Exercise description: Each record must be retyped in full. No character may differ.

— START Listed records —

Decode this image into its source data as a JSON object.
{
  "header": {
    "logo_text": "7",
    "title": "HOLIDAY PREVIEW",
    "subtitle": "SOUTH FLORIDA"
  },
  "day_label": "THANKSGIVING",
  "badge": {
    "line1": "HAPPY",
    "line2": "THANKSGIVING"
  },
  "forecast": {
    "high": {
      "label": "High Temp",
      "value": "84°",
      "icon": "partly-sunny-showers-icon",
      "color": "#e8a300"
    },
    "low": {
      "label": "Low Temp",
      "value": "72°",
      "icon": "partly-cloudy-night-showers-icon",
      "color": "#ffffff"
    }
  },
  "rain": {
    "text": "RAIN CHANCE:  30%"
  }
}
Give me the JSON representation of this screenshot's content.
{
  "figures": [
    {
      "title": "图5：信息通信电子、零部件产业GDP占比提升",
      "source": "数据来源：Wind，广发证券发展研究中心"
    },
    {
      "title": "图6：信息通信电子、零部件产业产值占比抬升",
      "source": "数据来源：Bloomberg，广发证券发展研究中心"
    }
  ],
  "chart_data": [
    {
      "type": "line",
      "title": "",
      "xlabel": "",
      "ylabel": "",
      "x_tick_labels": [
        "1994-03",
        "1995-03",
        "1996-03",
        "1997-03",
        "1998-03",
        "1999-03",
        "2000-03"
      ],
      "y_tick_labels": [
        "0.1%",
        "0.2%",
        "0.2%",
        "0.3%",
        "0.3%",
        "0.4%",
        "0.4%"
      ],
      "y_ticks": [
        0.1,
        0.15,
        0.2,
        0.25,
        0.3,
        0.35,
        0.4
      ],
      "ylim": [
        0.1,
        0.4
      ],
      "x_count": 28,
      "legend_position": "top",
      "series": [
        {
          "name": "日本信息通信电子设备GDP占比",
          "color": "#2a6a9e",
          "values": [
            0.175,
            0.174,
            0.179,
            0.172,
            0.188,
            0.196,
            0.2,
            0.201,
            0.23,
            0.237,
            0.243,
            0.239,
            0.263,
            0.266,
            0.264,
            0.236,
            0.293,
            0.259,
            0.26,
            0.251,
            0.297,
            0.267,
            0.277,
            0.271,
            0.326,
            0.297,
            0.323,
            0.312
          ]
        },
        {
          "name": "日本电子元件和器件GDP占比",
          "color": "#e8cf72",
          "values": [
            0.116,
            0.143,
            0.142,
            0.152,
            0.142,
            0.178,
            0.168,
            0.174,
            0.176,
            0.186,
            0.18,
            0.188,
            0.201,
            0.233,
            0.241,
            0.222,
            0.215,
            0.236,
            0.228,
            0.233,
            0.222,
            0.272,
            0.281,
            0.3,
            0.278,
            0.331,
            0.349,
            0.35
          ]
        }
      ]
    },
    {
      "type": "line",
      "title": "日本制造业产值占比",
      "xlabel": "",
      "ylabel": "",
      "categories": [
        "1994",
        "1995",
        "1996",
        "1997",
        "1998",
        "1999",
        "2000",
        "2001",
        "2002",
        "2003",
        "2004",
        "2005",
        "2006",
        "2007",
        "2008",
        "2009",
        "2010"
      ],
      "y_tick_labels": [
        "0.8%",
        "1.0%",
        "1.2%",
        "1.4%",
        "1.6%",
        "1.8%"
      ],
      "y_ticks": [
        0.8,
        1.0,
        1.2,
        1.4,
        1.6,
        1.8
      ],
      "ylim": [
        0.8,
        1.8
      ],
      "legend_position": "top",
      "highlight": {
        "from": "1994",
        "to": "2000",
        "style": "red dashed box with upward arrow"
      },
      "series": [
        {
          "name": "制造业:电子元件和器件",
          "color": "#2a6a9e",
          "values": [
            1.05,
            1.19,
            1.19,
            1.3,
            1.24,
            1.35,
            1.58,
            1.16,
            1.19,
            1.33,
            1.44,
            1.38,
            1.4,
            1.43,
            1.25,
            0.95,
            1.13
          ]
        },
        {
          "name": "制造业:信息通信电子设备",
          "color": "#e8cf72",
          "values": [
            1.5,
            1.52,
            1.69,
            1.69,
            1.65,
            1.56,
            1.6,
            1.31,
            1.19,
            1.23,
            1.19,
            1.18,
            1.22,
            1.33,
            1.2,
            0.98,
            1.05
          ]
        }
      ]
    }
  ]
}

— END Listed records —

Task answer:
Decode this image into its source data as a JSON object.
{
  "header": {
    "logo_text": "7",
    "title": "HOLIDAY PREVIEW",
    "subtitle": "SOUTH FLORIDA"
  },
  "day_label": "THANKSGIVING",
  "badge": {
    "line1": "HAPPY",
    "line2": "THANKSGIVING"
  },
  "forecast": {
    "high": {
      "label": "High Temp",
      "value": "84°",
      "icon": "partly-sunny-showers-icon",
      "color": "#e8a300"
    },
    "low": {
      "label": "Low Temp",
      "value": "72°",
      "icon": "partly-cloudy-night-showers-icon",
      "color": "#ffffff"
    }
  },
  "rain": {
    "text": "RAIN CHANCE:  30%"
  }
}
Give me the JSON representation of this screenshot's content.
{
  "figures": [
    {
      "title": "图5：信息通信电子、零部件产业GDP占比提升",
      "source": "数据来源：Wind，广发证券发展研究中心"
    },
    {
      "title": "图6：信息通信电子、零部件产业产值占比抬升",
      "source": "数据来源：Bloomberg，广发证券发展研究中心"
    }
  ],
  "chart_data": [
    {
      "type": "line",
      "title": "",
      "xlabel": "",
      "ylabel": "",
      "x_tick_labels": [
        "1994-03",
        "1995-03",
        "1996-03",
        "1997-03",
        "1998-03",
        "1999-03",
        "2000-03"
      ],
      "y_tick_labels": [
        "0.1%",
        "0.2%",
        "0.2%",
        "0.3%",
        "0.3%",
        "0.4%",
        "0.4%"
      ],
      "y_ticks": [
        0.1,
        0.15,
        0.2,
        0.25,
        0.3,
        0.35,
        0.4
      ],
      "ylim": [
        0.1,
        0.4
      ],
      "x_count": 28,
      "legend_position": "top",
      "series": [
        {
          "name": "日本信息通信电子设备GDP占比",
          "color": "#2a6a9e",
          "values": [
            0.175,
            0.174,
            0.179,
            0.172,
            0.188,
            0.196,
            0.2,
            0.201,
            0.23,
            0.237,
            0.243,
            0.239,
            0.263,
            0.266,
            0.264,
            0.236,
            0.293,
            0.259,
            0.26,
            0.251,
            0.297,
            0.267,
            0.277,
            0.271,
            0.326,
            0.297,
            0.323,
            0.312
          ]
        },
        {
          "name": "日本电子元件和器件GDP占比",
          "color": "#e8cf72",
          "values": [
            0.116,
            0.143,
            0.142,
            0.152,
            0.142,
            0.178,
            0.168,
            0.174,
            0.176,
            0.186,
            0.18,
            0.188,
            0.201,
            0.233,
            0.241,
            0.222,
            0.215,
            0.236,
            0.228,
            0.233,
            0.222,
            0.272,
            0.281,
            0.3,
            0.278,
            0.331,
            0.349,
            0.35
          ]
        }
      ]
    },
    {
      "type": "line",
      "title": "日本制造业产值占比",
      "xlabel": "",
      "ylabel": "",
      "categories": [
        "1994",
        "1995",
        "1996",
        "1997",
        "1998",
        "1999",
        "2000",
        "2001",
        "2002",
        "2003",
        "2004",
        "2005",
        "2006",
        "2007",
        "2008",
        "2009",
        "2010"
      ],
      "y_tick_labels": [
        "0.8%",
        "1.0%",
        "1.2%",
        "1.4%",
        "1.6%",
        "1.8%"
      ],
      "y_ticks": [
        0.8,
        1.0,
        1.2,
        1.4,
        1.6,
        1.8
      ],
      "ylim": [
        0.8,
        1.8
      ],
      "legend_position": "top",
      "highlight": {
        "from": "1994",
        "to": "2000",
        "style": "red dashed box with upward arrow"
      },
      "series": [
        {
          "name": "制造业:电子元件和器件",
          "color": "#2a6a9e",
          "values": [
            1.05,
            1.19,
            1.19,
            1.3,
            1.24,
            1.35,
            1.58,
            1.16,
            1.19,
            1.33,
            1.44,
            1.38,
            1.4,
            1.43,
            1.25,
            0.95,
            1.13
          ]
        },
        {
          "name": "制造业:信息通信电子设备",
          "color": "#e8cf72",
          "values": [
            1.5,
            1.52,
            1.69,
            1.69,
            1.65,
            1.56,
            1.6,
            1.31,
            1.19,
            1.23,
            1.19,
            1.18,
            1.22,
            1.33,
            1.2,
            0.98,
            1.05
          ]
        }
      ]
    }
  ]
}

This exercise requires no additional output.